**LISTED RECORDS**
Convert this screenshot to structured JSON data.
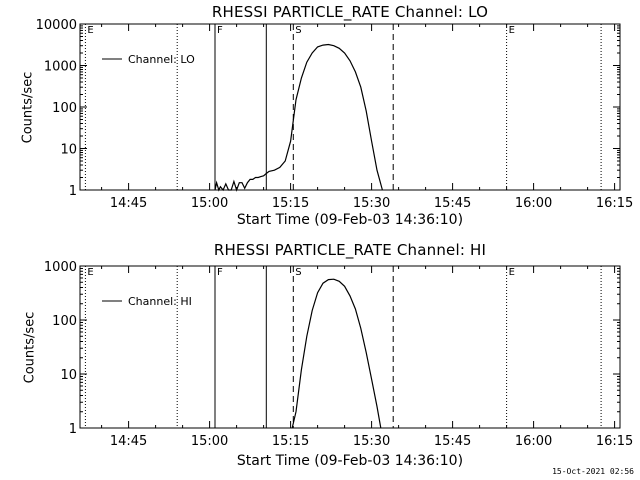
{
  "footer": {
    "timestamp": "15-Oct-2021 02:56"
  },
  "chart_data": [
    {
      "type": "line",
      "title": "RHESSI PARTICLE_RATE Channel: LO",
      "xlabel": "Start Time (09-Feb-03 14:36:10)",
      "ylabel": "Counts/sec",
      "yscale": "log",
      "xlim": [
        "14:36",
        "16:16"
      ],
      "ylim": [
        1,
        10000
      ],
      "xticks": [
        "14:45",
        "15:00",
        "15:15",
        "15:30",
        "15:45",
        "16:00",
        "16:15"
      ],
      "yticks": [
        "1",
        "10",
        "100",
        "1000",
        "10000"
      ],
      "legend": {
        "position": "top-left",
        "entries": [
          "Channel: LO"
        ]
      },
      "markers": [
        {
          "style": "dotted",
          "x": "14:37",
          "label": "E"
        },
        {
          "style": "dotted",
          "x": "14:54",
          "label": ""
        },
        {
          "style": "solid",
          "x": "15:01",
          "label": "F"
        },
        {
          "style": "solid",
          "x": "15:10.5",
          "label": ""
        },
        {
          "style": "dashed",
          "x": "15:15.5",
          "label": "S"
        },
        {
          "style": "dashed",
          "x": "15:34",
          "label": ""
        },
        {
          "style": "dotted",
          "x": "15:55",
          "label": "E"
        },
        {
          "style": "dotted",
          "x": "16:12.5",
          "label": ""
        }
      ],
      "series": [
        {
          "name": "Channel: LO",
          "x": [
            "15:01",
            "15:01.3",
            "15:01.7",
            "15:02",
            "15:02.5",
            "15:03",
            "15:03.5",
            "15:04",
            "15:04.5",
            "15:05",
            "15:05.5",
            "15:06",
            "15:06.5",
            "15:07",
            "15:07.5",
            "15:08",
            "15:08.5",
            "15:09",
            "15:09.5",
            "15:10",
            "15:10.5",
            "15:11",
            "15:12",
            "15:13",
            "15:14",
            "15:15",
            "15:16",
            "15:17",
            "15:18",
            "15:19",
            "15:20",
            "15:21",
            "15:22",
            "15:23",
            "15:24",
            "15:25",
            "15:26",
            "15:27",
            "15:28",
            "15:29",
            "15:30",
            "15:31",
            "15:32"
          ],
          "values": [
            1,
            1.5,
            1,
            1.2,
            1,
            1.4,
            1,
            1,
            1.6,
            1,
            1.5,
            1.5,
            1.1,
            1.5,
            1.8,
            1.8,
            2,
            2,
            2.1,
            2.2,
            2.5,
            2.8,
            3,
            3.5,
            5,
            15,
            150,
            500,
            1200,
            2000,
            2800,
            3100,
            3200,
            3000,
            2600,
            2000,
            1300,
            700,
            300,
            80,
            15,
            3,
            1
          ]
        }
      ]
    },
    {
      "type": "line",
      "title": "RHESSI PARTICLE_RATE Channel: HI",
      "xlabel": "Start Time (09-Feb-03 14:36:10)",
      "ylabel": "Counts/sec",
      "yscale": "log",
      "xlim": [
        "14:36",
        "16:16"
      ],
      "ylim": [
        1,
        1000
      ],
      "xticks": [
        "14:45",
        "15:00",
        "15:15",
        "15:30",
        "15:45",
        "16:00",
        "16:15"
      ],
      "yticks": [
        "1",
        "10",
        "100",
        "1000"
      ],
      "legend": {
        "position": "top-left",
        "entries": [
          "Channel: HI"
        ]
      },
      "markers": [
        {
          "style": "dotted",
          "x": "14:37",
          "label": "E"
        },
        {
          "style": "dotted",
          "x": "14:54",
          "label": ""
        },
        {
          "style": "solid",
          "x": "15:01",
          "label": "F"
        },
        {
          "style": "solid",
          "x": "15:10.5",
          "label": ""
        },
        {
          "style": "dashed",
          "x": "15:15.5",
          "label": "S"
        },
        {
          "style": "dashed",
          "x": "15:34",
          "label": ""
        },
        {
          "style": "dotted",
          "x": "15:55",
          "label": "E"
        },
        {
          "style": "dotted",
          "x": "16:12.5",
          "label": ""
        }
      ],
      "series": [
        {
          "name": "Channel: HI",
          "x": [
            "15:15.3",
            "15:16",
            "15:17",
            "15:18",
            "15:19",
            "15:20",
            "15:21",
            "15:22",
            "15:23",
            "15:24",
            "15:25",
            "15:26",
            "15:27",
            "15:28",
            "15:29",
            "15:30",
            "15:31",
            "15:31.7"
          ],
          "values": [
            1,
            2,
            12,
            50,
            150,
            320,
            480,
            560,
            570,
            520,
            420,
            280,
            160,
            70,
            25,
            8,
            2.5,
            1
          ]
        }
      ]
    }
  ]
}
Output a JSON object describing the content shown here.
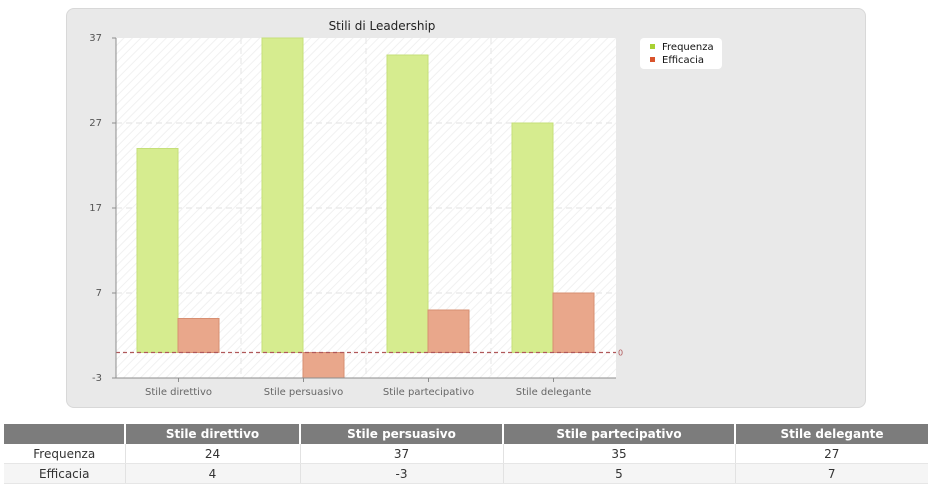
{
  "chart_data": {
    "type": "bar",
    "title": "Stili di Leadership",
    "categories": [
      "Stile direttivo",
      "Stile persuasivo",
      "Stile partecipativo",
      "Stile delegante"
    ],
    "series": [
      {
        "name": "Frequenza",
        "values": [
          24,
          37,
          35,
          27
        ],
        "color": "#d6ec8f"
      },
      {
        "name": "Efficacia",
        "values": [
          4,
          -3,
          5,
          7
        ],
        "color": "#e9a78b"
      }
    ],
    "ylim": [
      -3,
      37
    ],
    "yticks": [
      "37",
      "27",
      "17",
      "7",
      "-3"
    ],
    "reference_line": {
      "value": 0,
      "label": "0"
    },
    "grid": true,
    "legend_position": "right"
  },
  "table": {
    "headers": [
      "",
      "Stile direttivo",
      "Stile persuasivo",
      "Stile partecipativo",
      "Stile delegante"
    ],
    "rows": [
      {
        "label": "Frequenza",
        "cells": [
          "24",
          "37",
          "35",
          "27"
        ]
      },
      {
        "label": "Efficacia",
        "cells": [
          "4",
          "-3",
          "5",
          "7"
        ]
      }
    ]
  }
}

**AIM OF THE EXERCISE**
The lines from the one holding "Output a JSON" through the end of the material above are to be echoed exactly, both ends included. Do not include pictures.

**SOLUTION**
Output a JSON object describing the content shown here.
{
  "chart_data": {
    "type": "bar",
    "title": "Stili di Leadership",
    "categories": [
      "Stile direttivo",
      "Stile persuasivo",
      "Stile partecipativo",
      "Stile delegante"
    ],
    "series": [
      {
        "name": "Frequenza",
        "values": [
          24,
          37,
          35,
          27
        ],
        "color": "#d6ec8f"
      },
      {
        "name": "Efficacia",
        "values": [
          4,
          -3,
          5,
          7
        ],
        "color": "#e9a78b"
      }
    ],
    "ylim": [
      -3,
      37
    ],
    "yticks": [
      "37",
      "27",
      "17",
      "7",
      "-3"
    ],
    "reference_line": {
      "value": 0,
      "label": "0"
    },
    "grid": true,
    "legend_position": "right"
  },
  "table": {
    "headers": [
      "",
      "Stile direttivo",
      "Stile persuasivo",
      "Stile partecipativo",
      "Stile delegante"
    ],
    "rows": [
      {
        "label": "Frequenza",
        "cells": [
          "24",
          "37",
          "35",
          "27"
        ]
      },
      {
        "label": "Efficacia",
        "cells": [
          "4",
          "-3",
          "5",
          "7"
        ]
      }
    ]
  }
}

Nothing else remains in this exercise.